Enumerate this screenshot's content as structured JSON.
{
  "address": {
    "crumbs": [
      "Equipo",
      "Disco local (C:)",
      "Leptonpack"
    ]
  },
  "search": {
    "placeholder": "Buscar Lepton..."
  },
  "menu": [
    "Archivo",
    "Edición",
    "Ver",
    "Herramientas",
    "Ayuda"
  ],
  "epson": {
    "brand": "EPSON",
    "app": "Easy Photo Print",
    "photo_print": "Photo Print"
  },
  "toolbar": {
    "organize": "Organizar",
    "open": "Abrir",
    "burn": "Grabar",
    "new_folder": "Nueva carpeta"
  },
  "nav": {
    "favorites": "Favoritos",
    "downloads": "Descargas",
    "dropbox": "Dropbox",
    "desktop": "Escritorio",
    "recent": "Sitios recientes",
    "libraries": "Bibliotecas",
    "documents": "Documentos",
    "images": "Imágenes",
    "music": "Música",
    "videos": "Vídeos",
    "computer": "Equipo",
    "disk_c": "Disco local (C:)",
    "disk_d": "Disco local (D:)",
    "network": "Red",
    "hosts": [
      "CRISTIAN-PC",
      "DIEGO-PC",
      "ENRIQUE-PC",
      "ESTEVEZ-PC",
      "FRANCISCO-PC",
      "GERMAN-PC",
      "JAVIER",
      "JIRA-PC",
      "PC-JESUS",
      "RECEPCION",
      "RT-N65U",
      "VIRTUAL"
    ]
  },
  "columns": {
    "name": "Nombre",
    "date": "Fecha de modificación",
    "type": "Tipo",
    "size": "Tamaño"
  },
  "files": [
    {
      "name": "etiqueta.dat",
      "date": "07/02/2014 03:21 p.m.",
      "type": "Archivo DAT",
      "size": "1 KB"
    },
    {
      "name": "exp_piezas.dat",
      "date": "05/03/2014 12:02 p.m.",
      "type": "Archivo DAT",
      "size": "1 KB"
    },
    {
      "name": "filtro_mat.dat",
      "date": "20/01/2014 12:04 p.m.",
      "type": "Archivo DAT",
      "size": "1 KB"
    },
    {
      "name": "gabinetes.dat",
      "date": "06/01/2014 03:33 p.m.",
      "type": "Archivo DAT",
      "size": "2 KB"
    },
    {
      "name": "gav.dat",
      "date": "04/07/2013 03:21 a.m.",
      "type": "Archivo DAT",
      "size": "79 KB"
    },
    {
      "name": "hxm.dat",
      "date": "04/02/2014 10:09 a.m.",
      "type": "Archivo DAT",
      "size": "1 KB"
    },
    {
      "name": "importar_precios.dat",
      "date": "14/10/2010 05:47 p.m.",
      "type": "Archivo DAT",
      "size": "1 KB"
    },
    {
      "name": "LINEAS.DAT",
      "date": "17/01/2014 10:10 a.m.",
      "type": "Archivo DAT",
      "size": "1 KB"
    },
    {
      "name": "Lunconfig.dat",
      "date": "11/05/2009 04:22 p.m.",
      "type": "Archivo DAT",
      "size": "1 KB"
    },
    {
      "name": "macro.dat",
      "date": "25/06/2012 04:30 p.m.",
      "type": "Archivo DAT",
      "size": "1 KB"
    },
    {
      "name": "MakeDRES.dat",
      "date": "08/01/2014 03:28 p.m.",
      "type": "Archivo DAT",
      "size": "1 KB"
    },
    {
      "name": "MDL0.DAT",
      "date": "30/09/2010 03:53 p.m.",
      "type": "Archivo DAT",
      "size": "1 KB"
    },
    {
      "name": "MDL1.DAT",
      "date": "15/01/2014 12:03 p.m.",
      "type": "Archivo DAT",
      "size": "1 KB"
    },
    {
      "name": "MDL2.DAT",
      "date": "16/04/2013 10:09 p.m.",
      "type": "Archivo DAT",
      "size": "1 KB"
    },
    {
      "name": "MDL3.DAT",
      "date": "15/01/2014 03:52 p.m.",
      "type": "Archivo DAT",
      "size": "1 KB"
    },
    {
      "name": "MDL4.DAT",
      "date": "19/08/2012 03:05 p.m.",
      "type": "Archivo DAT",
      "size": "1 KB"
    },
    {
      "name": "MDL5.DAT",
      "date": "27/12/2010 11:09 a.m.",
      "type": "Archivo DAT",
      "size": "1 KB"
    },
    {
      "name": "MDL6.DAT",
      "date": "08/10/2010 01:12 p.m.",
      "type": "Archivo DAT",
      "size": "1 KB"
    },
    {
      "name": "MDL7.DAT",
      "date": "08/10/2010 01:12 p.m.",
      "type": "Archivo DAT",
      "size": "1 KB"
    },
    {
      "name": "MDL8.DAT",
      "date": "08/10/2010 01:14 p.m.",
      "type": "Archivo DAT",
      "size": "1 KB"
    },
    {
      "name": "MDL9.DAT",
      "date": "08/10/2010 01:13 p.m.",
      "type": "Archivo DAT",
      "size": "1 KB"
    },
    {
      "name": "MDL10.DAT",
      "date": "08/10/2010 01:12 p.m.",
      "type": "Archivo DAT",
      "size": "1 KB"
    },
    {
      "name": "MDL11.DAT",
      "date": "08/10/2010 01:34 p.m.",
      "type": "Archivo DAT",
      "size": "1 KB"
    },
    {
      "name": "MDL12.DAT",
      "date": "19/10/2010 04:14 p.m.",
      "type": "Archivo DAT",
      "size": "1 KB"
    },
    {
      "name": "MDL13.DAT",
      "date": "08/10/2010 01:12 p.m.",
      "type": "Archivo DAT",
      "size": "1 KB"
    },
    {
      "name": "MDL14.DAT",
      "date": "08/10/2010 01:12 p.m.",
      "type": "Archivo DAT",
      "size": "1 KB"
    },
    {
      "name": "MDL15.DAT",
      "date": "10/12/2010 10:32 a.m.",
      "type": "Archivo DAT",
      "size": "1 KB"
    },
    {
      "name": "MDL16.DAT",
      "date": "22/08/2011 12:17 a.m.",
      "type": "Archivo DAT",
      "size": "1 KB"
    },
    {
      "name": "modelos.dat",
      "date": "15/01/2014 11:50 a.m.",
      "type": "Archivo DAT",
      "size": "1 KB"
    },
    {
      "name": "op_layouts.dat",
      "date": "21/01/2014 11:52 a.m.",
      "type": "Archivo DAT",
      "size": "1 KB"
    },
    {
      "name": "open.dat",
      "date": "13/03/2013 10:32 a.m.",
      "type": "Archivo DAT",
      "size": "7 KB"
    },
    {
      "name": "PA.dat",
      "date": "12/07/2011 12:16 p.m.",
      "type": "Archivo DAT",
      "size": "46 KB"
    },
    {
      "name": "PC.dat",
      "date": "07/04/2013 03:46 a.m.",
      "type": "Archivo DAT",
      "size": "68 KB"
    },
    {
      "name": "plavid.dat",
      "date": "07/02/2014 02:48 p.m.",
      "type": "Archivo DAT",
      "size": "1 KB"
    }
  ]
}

-- PROBLEM REQUIREMENTS --
Wherever the word "local" appears in the listing above, copy the whole line.

-- WORKED SOLUTION --
      "Disco local (C:)",
    "disk_c": "Disco local (C:)",
    "disk_d": "Disco local (D:)",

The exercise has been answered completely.